### Supplied entries

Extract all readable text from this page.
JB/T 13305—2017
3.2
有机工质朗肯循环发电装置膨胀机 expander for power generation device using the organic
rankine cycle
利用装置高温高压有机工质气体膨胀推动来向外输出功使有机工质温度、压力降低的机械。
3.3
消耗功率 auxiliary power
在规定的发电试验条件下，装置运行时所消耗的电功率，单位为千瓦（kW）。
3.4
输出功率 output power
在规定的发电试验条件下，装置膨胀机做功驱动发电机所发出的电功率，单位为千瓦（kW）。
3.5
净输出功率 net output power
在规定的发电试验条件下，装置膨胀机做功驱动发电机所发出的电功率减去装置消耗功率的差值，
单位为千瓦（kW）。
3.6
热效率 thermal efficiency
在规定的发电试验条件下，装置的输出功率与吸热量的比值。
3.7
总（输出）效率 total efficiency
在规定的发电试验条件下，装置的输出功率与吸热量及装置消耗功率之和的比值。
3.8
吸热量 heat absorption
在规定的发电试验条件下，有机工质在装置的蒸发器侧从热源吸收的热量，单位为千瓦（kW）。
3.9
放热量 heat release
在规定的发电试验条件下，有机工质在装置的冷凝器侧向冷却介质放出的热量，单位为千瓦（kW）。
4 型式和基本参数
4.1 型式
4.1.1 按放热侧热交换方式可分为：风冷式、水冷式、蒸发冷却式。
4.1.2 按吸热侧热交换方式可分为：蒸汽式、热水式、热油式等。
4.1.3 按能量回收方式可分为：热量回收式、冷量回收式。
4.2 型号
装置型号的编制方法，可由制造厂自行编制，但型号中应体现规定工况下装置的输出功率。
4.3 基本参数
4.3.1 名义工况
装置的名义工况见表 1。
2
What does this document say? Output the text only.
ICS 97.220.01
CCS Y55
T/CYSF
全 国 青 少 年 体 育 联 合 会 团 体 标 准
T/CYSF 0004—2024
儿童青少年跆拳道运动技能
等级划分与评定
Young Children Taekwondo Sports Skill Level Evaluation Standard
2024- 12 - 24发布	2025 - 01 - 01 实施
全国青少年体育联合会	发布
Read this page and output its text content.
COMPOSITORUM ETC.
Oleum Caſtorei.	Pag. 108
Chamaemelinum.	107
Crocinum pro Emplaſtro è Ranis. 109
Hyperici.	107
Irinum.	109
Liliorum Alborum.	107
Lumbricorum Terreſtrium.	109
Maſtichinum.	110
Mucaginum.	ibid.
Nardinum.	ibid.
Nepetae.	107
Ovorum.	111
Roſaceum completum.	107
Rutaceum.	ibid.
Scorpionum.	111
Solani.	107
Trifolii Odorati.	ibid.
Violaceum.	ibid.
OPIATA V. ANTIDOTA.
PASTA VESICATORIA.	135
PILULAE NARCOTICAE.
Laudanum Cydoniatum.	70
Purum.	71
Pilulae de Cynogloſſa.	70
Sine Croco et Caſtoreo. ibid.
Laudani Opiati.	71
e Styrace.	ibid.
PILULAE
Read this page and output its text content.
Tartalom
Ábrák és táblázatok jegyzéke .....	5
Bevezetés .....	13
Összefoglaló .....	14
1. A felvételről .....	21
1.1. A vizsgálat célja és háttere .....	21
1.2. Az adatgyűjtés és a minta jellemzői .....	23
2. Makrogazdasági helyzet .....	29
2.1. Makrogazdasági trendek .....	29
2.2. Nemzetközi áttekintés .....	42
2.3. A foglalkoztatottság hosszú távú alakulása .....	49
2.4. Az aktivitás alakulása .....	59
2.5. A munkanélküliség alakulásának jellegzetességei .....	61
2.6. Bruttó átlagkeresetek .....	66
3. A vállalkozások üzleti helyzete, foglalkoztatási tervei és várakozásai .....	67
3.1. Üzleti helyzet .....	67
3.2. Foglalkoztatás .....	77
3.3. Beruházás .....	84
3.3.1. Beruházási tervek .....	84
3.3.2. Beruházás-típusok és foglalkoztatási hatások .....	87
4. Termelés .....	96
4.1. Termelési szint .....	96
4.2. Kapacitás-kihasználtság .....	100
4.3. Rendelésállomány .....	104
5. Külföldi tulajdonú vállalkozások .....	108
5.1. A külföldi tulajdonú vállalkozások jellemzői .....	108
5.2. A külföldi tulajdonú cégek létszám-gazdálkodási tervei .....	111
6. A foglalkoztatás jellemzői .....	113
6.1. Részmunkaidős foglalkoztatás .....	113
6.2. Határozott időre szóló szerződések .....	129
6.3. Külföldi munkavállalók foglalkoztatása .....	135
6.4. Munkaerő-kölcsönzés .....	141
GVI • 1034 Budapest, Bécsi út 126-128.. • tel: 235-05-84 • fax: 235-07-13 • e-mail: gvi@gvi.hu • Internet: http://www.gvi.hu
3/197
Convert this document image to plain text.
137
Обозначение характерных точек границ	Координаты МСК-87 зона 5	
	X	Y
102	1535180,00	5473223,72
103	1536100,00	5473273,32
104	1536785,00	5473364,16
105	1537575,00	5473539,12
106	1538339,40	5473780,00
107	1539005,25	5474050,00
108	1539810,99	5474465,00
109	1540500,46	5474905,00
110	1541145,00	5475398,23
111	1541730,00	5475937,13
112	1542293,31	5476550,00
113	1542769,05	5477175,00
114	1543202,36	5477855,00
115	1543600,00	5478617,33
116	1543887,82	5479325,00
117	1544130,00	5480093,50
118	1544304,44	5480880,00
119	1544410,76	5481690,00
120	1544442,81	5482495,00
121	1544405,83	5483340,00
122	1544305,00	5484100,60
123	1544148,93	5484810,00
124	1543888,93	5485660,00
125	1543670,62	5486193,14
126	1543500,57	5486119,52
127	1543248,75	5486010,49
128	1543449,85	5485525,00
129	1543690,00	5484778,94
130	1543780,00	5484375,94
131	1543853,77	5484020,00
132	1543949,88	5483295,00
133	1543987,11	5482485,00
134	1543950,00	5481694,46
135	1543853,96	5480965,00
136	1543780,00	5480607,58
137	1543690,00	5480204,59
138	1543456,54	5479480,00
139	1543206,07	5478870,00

######

Exercise requirements – Would you restate each of the entries word for word?

Answer –
Extract all readable text from this page.
JB/T 13305—2017
3.2
有机工质朗肯循环发电装置膨胀机 expander for power generation device using the organic
rankine cycle
利用装置高温高压有机工质气体膨胀推动来向外输出功使有机工质温度、压力降低的机械。
3.3
消耗功率 auxiliary power
在规定的发电试验条件下，装置运行时所消耗的电功率，单位为千瓦（kW）。
3.4
输出功率 output power
在规定的发电试验条件下，装置膨胀机做功驱动发电机所发出的电功率，单位为千瓦（kW）。
3.5
净输出功率 net output power
在规定的发电试验条件下，装置膨胀机做功驱动发电机所发出的电功率减去装置消耗功率的差值，
单位为千瓦（kW）。
3.6
热效率 thermal efficiency
在规定的发电试验条件下，装置的输出功率与吸热量的比值。
3.7
总（输出）效率 total efficiency
在规定的发电试验条件下，装置的输出功率与吸热量及装置消耗功率之和的比值。
3.8
吸热量 heat absorption
在规定的发电试验条件下，有机工质在装置的蒸发器侧从热源吸收的热量，单位为千瓦（kW）。
3.9
放热量 heat release
在规定的发电试验条件下，有机工质在装置的冷凝器侧向冷却介质放出的热量，单位为千瓦（kW）。
4 型式和基本参数
4.1 型式
4.1.1 按放热侧热交换方式可分为：风冷式、水冷式、蒸发冷却式。
4.1.2 按吸热侧热交换方式可分为：蒸汽式、热水式、热油式等。
4.1.3 按能量回收方式可分为：热量回收式、冷量回收式。
4.2 型号
装置型号的编制方法，可由制造厂自行编制，但型号中应体现规定工况下装置的输出功率。
4.3 基本参数
4.3.1 名义工况
装置的名义工况见表 1。
2
What does this document say? Output the text only.
ICS 97.220.01
CCS Y55
T/CYSF
全 国 青 少 年 体 育 联 合 会 团 体 标 准
T/CYSF 0004—2024
儿童青少年跆拳道运动技能
等级划分与评定
Young Children Taekwondo Sports Skill Level Evaluation Standard
2024- 12 - 24发布	2025 - 01 - 01 实施
全国青少年体育联合会	发布
Read this page and output its text content.
COMPOSITORUM ETC.
Oleum Caſtorei.	Pag. 108
Chamaemelinum.	107
Crocinum pro Emplaſtro è Ranis. 109
Hyperici.	107
Irinum.	109
Liliorum Alborum.	107
Lumbricorum Terreſtrium.	109
Maſtichinum.	110
Mucaginum.	ibid.
Nardinum.	ibid.
Nepetae.	107
Ovorum.	111
Roſaceum completum.	107
Rutaceum.	ibid.
Scorpionum.	111
Solani.	107
Trifolii Odorati.	ibid.
Violaceum.	ibid.
OPIATA V. ANTIDOTA.
PASTA VESICATORIA.	135
PILULAE NARCOTICAE.
Laudanum Cydoniatum.	70
Purum.	71
Pilulae de Cynogloſſa.	70
Sine Croco et Caſtoreo. ibid.
Laudani Opiati.	71
e Styrace.	ibid.
PILULAE
Read this page and output its text content.
Tartalom
Ábrák és táblázatok jegyzéke .....	5
Bevezetés .....	13
Összefoglaló .....	14
1. A felvételről .....	21
1.1. A vizsgálat célja és háttere .....	21
1.2. Az adatgyűjtés és a minta jellemzői .....	23
2. Makrogazdasági helyzet .....	29
2.1. Makrogazdasági trendek .....	29
2.2. Nemzetközi áttekintés .....	42
2.3. A foglalkoztatottság hosszú távú alakulása .....	49
2.4. Az aktivitás alakulása .....	59
2.5. A munkanélküliség alakulásának jellegzetességei .....	61
2.6. Bruttó átlagkeresetek .....	66
3. A vállalkozások üzleti helyzete, foglalkoztatási tervei és várakozásai .....	67
3.1. Üzleti helyzet .....	67
3.2. Foglalkoztatás .....	77
3.3. Beruházás .....	84
3.3.1. Beruházási tervek .....	84
3.3.2. Beruházás-típusok és foglalkoztatási hatások .....	87
4. Termelés .....	96
4.1. Termelési szint .....	96
4.2. Kapacitás-kihasználtság .....	100
4.3. Rendelésállomány .....	104
5. Külföldi tulajdonú vállalkozások .....	108
5.1. A külföldi tulajdonú vállalkozások jellemzői .....	108
5.2. A külföldi tulajdonú cégek létszám-gazdálkodási tervei .....	111
6. A foglalkoztatás jellemzői .....	113
6.1. Részmunkaidős foglalkoztatás .....	113
6.2. Határozott időre szóló szerződések .....	129
6.3. Külföldi munkavállalók foglalkoztatása .....	135
6.4. Munkaerő-kölcsönzés .....	141
GVI • 1034 Budapest, Bécsi út 126-128.. • tel: 235-05-84 • fax: 235-07-13 • e-mail: gvi@gvi.hu • Internet: http://www.gvi.hu
3/197
Convert this document image to plain text.
137
Обозначение характерных точек границ	Координаты МСК-87 зона 5	
	X	Y
102	1535180,00	5473223,72
103	1536100,00	5473273,32
104	1536785,00	5473364,16
105	1537575,00	5473539,12
106	1538339,40	5473780,00
107	1539005,25	5474050,00
108	1539810,99	5474465,00
109	1540500,46	5474905,00
110	1541145,00	5475398,23
111	1541730,00	5475937,13
112	1542293,31	5476550,00
113	1542769,05	5477175,00
114	1543202,36	5477855,00
115	1543600,00	5478617,33
116	1543887,82	5479325,00
117	1544130,00	5480093,50
118	1544304,44	5480880,00
119	1544410,76	5481690,00
120	1544442,81	5482495,00
121	1544405,83	5483340,00
122	1544305,00	5484100,60
123	1544148,93	5484810,00
124	1543888,93	5485660,00
125	1543670,62	5486193,14
126	1543500,57	5486119,52
127	1543248,75	5486010,49
128	1543449,85	5485525,00
129	1543690,00	5484778,94
130	1543780,00	5484375,94
131	1543853,77	5484020,00
132	1543949,88	5483295,00
133	1543987,11	5482485,00
134	1543950,00	5481694,46
135	1543853,96	5480965,00
136	1543780,00	5480607,58
137	1543690,00	5480204,59
138	1543456,54	5479480,00
139	1543206,07	5478870,00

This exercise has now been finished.